▶ **Exercise details**
Below are entries to be transcribed exactly; exclude the pictures from the copy.

▶ **Task material**
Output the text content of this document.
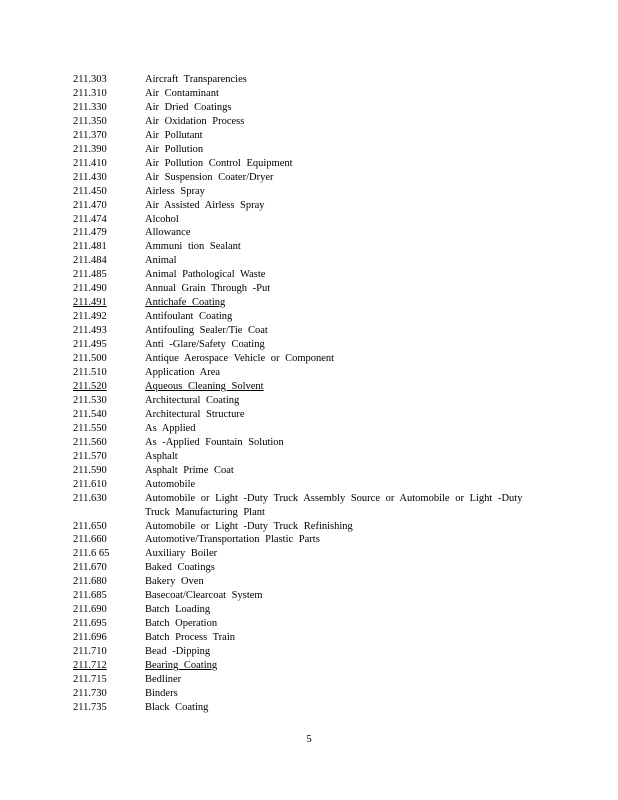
211.303	Aircraft Transparencies
211.310	Air Contaminant
211.330	Air Dried Coatings
211.350	Air Oxidation Process
211.370	Air Pollutant
211.390	Air Pollution
211.410	Air Pollution Control Equipment
211.430	Air Suspension Coater/Dryer
211.450	Airless Spray
211.470	Air Assisted Airless Spray
211.474	Alcohol
211.479	Allowance
211.481	Ammuni tion Sealant
211.484	Animal
211.485	Animal Pathological Waste
211.490	Annual Grain Through -Put
211.491	Antichafe Coating
211.492	Antifoulant Coating
211.493	Antifouling Sealer/Tie Coat
211.495	Anti -Glare/Safety Coating
211.500	Antique Aerospace Vehicle or Component
211.510	Application Area
211.520	Aqueous Cleaning Solvent
211.530	Architectural Coating
211.540	Architectural Structure
211.550	As Applied
211.560	As -Applied Fountain Solution
211.570	Asphalt
211.590	Asphalt Prime Coat
211.610	Automobile
211.630	Automobile or Light -Duty Truck Assembly Source or Automobile or Light -Duty Truck Manufacturing Plant
211.650	Automobile or Light -Duty Truck Refinishing
211.660	Automotive/Transportation Plastic Parts
211.6 65	Auxiliary Boiler
211.670	Baked Coatings
211.680	Bakery Oven
211.685	Basecoat/Clearcoat System
211.690	Batch Loading
211.695	Batch Operation
211.696	Batch Process Train
211.710	Bead -Dipping
211.712	Bearing Coating
211.715	Bedliner
211.730	Binders
211.735	Black Coating
5
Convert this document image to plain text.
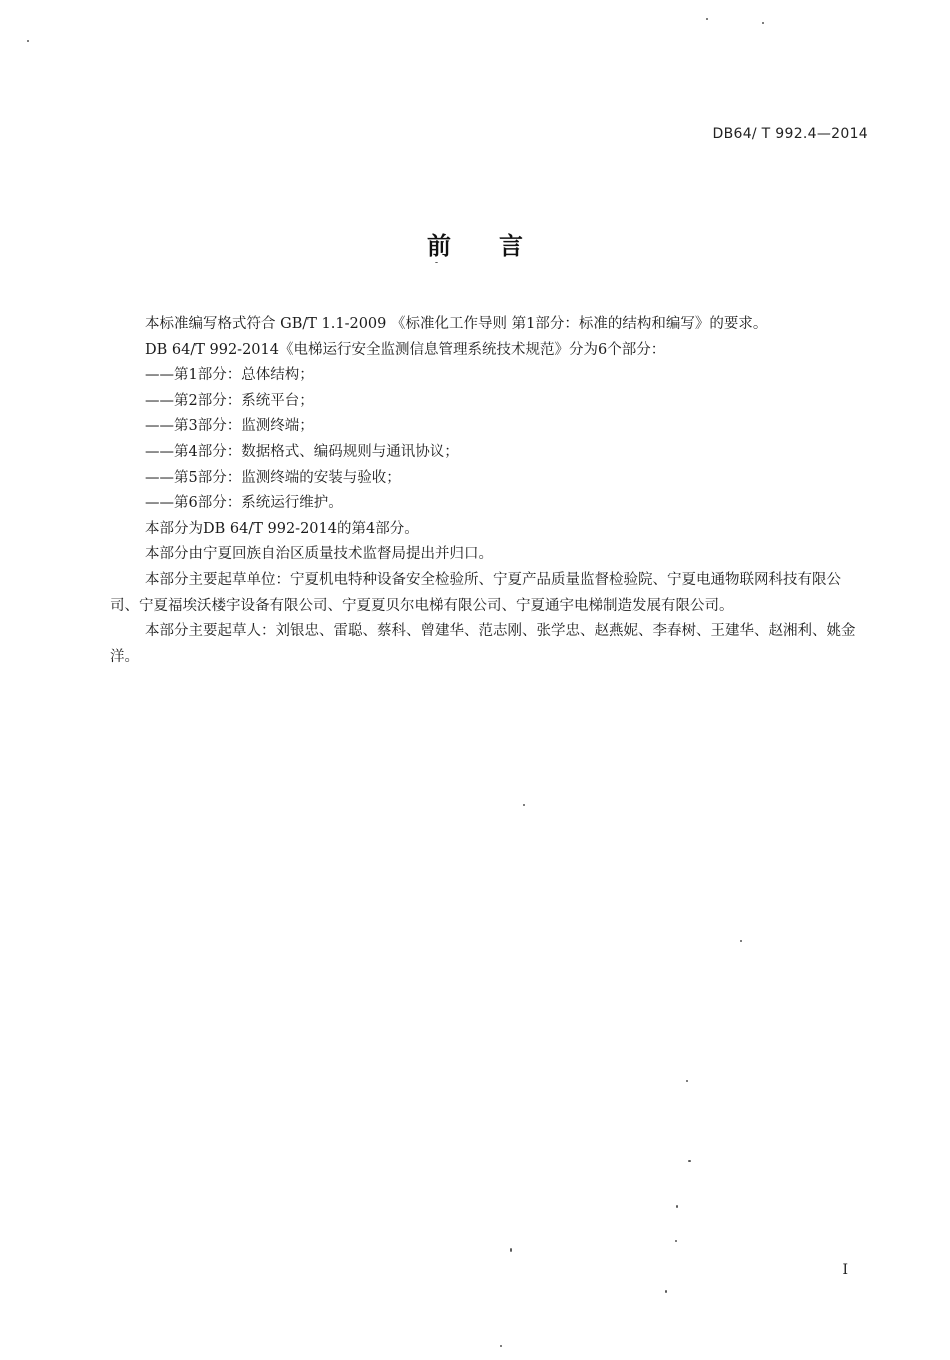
DB64/ T 992.4—2014
前言

本标准编写格式符合 GB/T 1.1-2009 《标准化工作导则 第1部分：标准的结构和编写》的要求。

DB 64/T 992-2014《电梯运行安全监测信息管理系统技术规范》分为6个部分：

——第1部分：总体结构；

——第2部分：系统平台；

——第3部分：监测终端；

——第4部分：数据格式、编码规则与通讯协议；

——第5部分：监测终端的安装与验收；

——第6部分：系统运行维护。

本部分为DB 64/T 992-2014的第4部分。

本部分由宁夏回族自治区质量技术监督局提出并归口。

本部分主要起草单位：宁夏机电特种设备安全检验所、宁夏产品质量监督检验院、宁夏电通物联网科技有限公司、宁夏福埃沃楼宇设备有限公司、宁夏夏贝尔电梯有限公司、宁夏通宇电梯制造发展有限公司。

本部分主要起草人：刘银忠、雷聪、蔡科、曾建华、范志刚、张学忠、赵燕妮、李春树、王建华、赵湘利、姚金洋。

I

▶ **Answer to this exercise**
Output the text content of this document.
211.303	Aircraft Transparencies
211.310	Air Contaminant
211.330	Air Dried Coatings
211.350	Air Oxidation Process
211.370	Air Pollutant
211.390	Air Pollution
211.410	Air Pollution Control Equipment
211.430	Air Suspension Coater/Dryer
211.450	Airless Spray
211.470	Air Assisted Airless Spray
211.474	Alcohol
211.479	Allowance
211.481	Ammuni tion Sealant
211.484	Animal
211.485	Animal Pathological Waste
211.490	Annual Grain Through -Put
211.491	Antichafe Coating
211.492	Antifoulant Coating
211.493	Antifouling Sealer/Tie Coat
211.495	Anti -Glare/Safety Coating
211.500	Antique Aerospace Vehicle or Component
211.510	Application Area
211.520	Aqueous Cleaning Solvent
211.530	Architectural Coating
211.540	Architectural Structure
211.550	As Applied
211.560	As -Applied Fountain Solution
211.570	Asphalt
211.590	Asphalt Prime Coat
211.610	Automobile
211.630	Automobile or Light -Duty Truck Assembly Source or Automobile or Light -Duty Truck Manufacturing Plant
211.650	Automobile or Light -Duty Truck Refinishing
211.660	Automotive/Transportation Plastic Parts
211.6 65	Auxiliary Boiler
211.670	Baked Coatings
211.680	Bakery Oven
211.685	Basecoat/Clearcoat System
211.690	Batch Loading
211.695	Batch Operation
211.696	Batch Process Train
211.710	Bead -Dipping
211.712	Bearing Coating
211.715	Bedliner
211.730	Binders
211.735	Black Coating
5
Convert this document image to plain text.
DB64/ T 992.4—2014
前言

本标准编写格式符合 GB/T 1.1-2009 《标准化工作导则 第1部分：标准的结构和编写》的要求。

DB 64/T 992-2014《电梯运行安全监测信息管理系统技术规范》分为6个部分：

——第1部分：总体结构；

——第2部分：系统平台；

——第3部分：监测终端；

——第4部分：数据格式、编码规则与通讯协议；

——第5部分：监测终端的安装与验收；

——第6部分：系统运行维护。

本部分为DB 64/T 992-2014的第4部分。

本部分由宁夏回族自治区质量技术监督局提出并归口。

本部分主要起草单位：宁夏机电特种设备安全检验所、宁夏产品质量监督检验院、宁夏电通物联网科技有限公司、宁夏福埃沃楼宇设备有限公司、宁夏夏贝尔电梯有限公司、宁夏通宇电梯制造发展有限公司。

本部分主要起草人：刘银忠、雷聪、蔡科、曾建华、范志刚、张学忠、赵燕妮、李春树、王建华、赵湘利、姚金洋。

I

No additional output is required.